Exercise aim. Lines containing the word "What" need to be counted. Please reply with how many there are, and nothing else.

Data records:

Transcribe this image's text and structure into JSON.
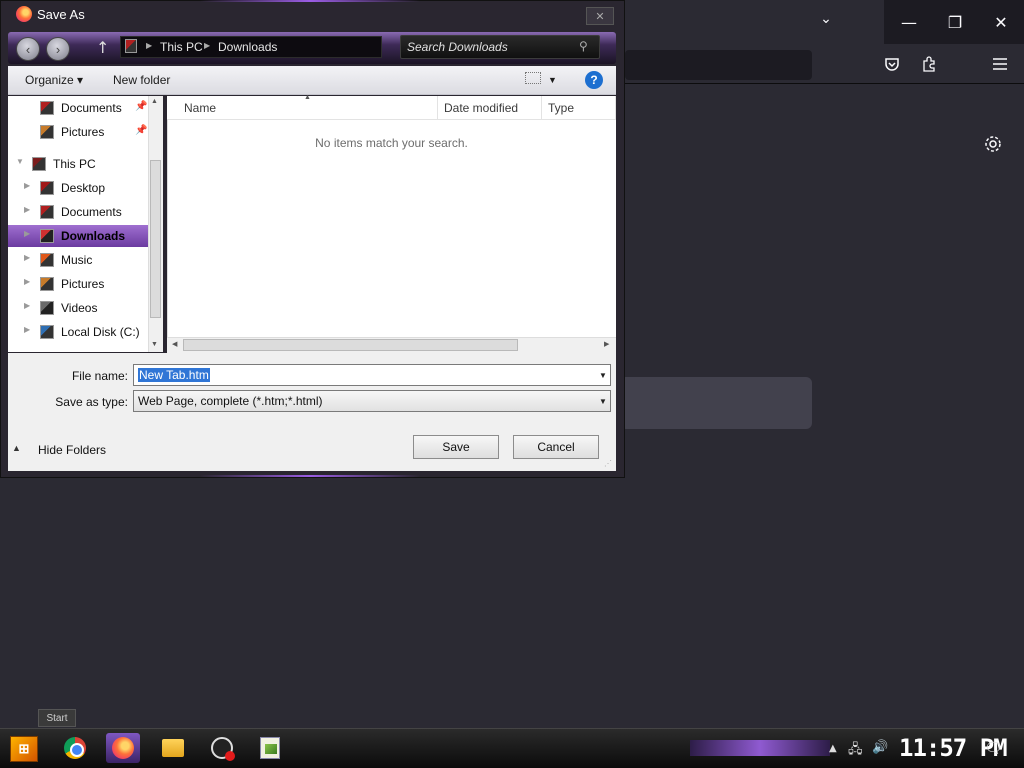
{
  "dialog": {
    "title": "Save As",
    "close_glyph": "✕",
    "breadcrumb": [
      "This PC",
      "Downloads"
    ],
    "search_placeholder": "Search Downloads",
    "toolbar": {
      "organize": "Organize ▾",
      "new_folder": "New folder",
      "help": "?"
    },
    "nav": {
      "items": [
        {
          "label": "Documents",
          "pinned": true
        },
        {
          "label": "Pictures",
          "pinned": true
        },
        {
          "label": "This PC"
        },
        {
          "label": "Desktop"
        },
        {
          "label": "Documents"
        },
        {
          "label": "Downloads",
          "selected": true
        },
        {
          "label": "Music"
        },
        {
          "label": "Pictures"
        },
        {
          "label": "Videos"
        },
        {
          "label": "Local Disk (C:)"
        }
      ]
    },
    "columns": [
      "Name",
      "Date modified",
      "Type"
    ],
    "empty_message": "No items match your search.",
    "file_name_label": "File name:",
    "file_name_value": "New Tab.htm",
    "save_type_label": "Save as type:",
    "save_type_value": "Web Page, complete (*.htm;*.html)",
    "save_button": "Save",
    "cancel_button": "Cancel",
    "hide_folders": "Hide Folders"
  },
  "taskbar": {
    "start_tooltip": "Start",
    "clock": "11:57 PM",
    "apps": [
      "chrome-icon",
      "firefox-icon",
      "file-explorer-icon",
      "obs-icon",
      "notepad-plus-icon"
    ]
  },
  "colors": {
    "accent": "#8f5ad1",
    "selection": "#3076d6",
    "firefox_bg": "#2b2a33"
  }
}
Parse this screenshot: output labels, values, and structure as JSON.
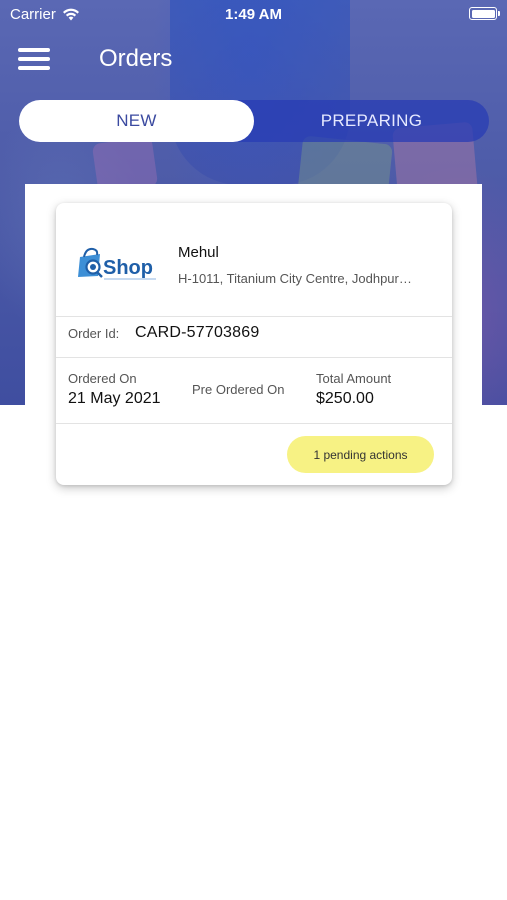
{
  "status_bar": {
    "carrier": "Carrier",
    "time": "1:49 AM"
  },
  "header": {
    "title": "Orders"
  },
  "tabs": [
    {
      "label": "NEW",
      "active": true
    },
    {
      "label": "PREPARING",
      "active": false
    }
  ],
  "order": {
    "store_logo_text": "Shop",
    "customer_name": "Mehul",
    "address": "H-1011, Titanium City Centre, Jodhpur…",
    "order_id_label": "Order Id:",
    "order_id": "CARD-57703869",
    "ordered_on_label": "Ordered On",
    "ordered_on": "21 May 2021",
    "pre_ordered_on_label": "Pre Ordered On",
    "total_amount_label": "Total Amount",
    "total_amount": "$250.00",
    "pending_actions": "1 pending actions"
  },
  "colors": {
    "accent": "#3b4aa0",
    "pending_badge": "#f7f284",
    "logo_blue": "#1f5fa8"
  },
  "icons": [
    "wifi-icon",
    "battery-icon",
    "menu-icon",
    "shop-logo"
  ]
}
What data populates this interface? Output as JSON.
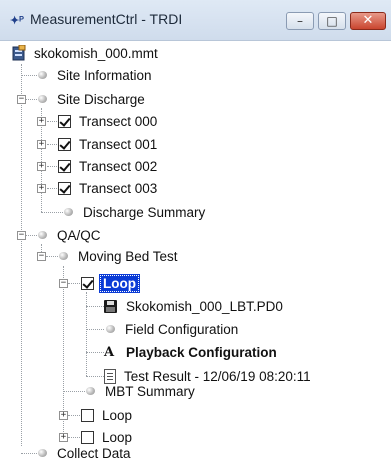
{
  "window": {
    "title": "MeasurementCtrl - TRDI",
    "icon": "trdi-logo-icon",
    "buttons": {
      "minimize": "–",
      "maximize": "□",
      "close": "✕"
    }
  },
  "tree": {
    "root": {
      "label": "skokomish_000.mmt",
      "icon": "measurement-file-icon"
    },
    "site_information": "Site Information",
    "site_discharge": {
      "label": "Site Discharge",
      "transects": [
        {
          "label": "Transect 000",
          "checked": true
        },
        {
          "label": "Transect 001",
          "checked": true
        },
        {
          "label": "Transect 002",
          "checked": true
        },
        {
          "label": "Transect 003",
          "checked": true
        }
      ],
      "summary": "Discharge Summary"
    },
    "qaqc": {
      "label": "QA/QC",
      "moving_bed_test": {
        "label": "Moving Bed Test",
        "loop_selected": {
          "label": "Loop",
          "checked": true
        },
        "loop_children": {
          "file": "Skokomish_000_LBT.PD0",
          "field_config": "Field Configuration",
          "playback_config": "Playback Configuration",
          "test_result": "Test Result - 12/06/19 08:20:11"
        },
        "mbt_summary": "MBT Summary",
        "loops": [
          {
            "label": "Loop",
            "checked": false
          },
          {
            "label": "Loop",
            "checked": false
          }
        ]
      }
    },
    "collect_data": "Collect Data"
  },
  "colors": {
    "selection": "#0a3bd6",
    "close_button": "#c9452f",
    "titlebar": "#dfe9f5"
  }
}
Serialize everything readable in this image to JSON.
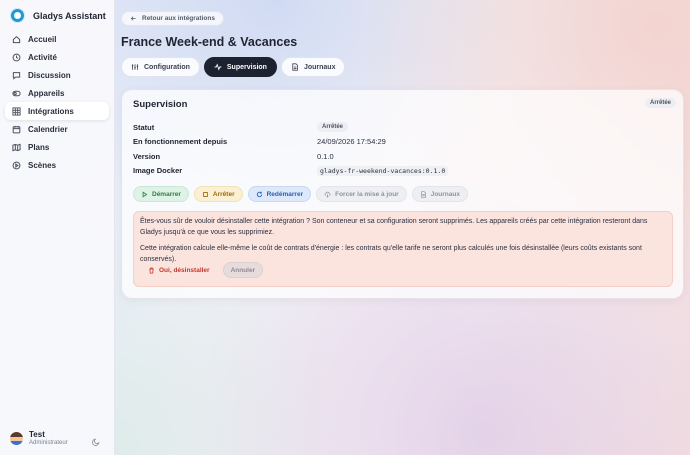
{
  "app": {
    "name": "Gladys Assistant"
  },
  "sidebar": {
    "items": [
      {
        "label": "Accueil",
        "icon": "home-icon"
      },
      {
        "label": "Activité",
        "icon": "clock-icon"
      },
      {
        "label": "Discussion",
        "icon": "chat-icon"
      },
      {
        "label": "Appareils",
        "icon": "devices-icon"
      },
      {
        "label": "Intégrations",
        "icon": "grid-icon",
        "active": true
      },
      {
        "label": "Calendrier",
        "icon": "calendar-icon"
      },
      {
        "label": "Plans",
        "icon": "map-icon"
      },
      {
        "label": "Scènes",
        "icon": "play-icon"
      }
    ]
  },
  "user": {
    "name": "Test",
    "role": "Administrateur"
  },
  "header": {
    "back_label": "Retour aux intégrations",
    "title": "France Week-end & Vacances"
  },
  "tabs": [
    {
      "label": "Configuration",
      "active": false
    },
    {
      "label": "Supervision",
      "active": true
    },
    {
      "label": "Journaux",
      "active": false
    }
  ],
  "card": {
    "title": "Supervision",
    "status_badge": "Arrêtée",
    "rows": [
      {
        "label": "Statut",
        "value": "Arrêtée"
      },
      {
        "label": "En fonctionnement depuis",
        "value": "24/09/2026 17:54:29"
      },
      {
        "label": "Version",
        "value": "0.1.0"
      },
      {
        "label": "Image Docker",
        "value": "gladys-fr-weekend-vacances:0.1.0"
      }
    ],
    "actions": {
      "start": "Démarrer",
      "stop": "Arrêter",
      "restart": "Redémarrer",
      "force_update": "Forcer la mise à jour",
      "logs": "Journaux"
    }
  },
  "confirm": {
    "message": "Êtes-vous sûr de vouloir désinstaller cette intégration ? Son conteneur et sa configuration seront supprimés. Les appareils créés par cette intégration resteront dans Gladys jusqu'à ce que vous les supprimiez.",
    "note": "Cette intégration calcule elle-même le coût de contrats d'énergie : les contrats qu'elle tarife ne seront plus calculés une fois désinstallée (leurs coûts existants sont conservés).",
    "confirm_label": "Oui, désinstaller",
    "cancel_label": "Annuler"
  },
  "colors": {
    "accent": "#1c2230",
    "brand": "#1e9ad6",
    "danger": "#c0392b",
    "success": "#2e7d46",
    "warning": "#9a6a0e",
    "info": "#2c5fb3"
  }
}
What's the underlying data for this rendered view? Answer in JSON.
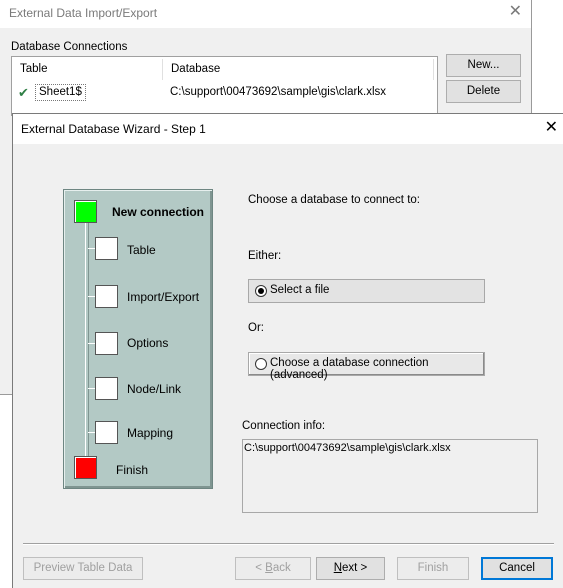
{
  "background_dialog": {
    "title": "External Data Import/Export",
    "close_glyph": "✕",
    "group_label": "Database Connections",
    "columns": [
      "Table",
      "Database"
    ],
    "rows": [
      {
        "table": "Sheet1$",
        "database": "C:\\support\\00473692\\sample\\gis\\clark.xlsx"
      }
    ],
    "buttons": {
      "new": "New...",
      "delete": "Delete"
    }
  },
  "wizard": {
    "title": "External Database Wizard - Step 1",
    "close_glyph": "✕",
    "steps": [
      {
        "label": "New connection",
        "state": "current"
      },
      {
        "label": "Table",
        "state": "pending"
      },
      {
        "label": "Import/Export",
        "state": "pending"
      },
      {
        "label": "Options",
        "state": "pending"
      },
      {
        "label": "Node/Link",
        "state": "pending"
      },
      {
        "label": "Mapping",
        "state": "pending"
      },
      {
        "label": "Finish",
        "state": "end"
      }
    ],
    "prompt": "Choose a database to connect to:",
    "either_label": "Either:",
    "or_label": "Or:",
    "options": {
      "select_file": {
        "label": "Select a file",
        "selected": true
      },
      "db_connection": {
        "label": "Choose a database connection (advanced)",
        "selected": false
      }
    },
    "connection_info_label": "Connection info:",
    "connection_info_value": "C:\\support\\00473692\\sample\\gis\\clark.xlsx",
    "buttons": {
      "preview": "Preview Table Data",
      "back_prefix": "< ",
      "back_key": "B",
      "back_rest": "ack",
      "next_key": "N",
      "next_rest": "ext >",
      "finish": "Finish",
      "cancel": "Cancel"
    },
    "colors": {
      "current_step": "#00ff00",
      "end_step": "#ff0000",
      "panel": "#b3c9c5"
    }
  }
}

Task answer. 2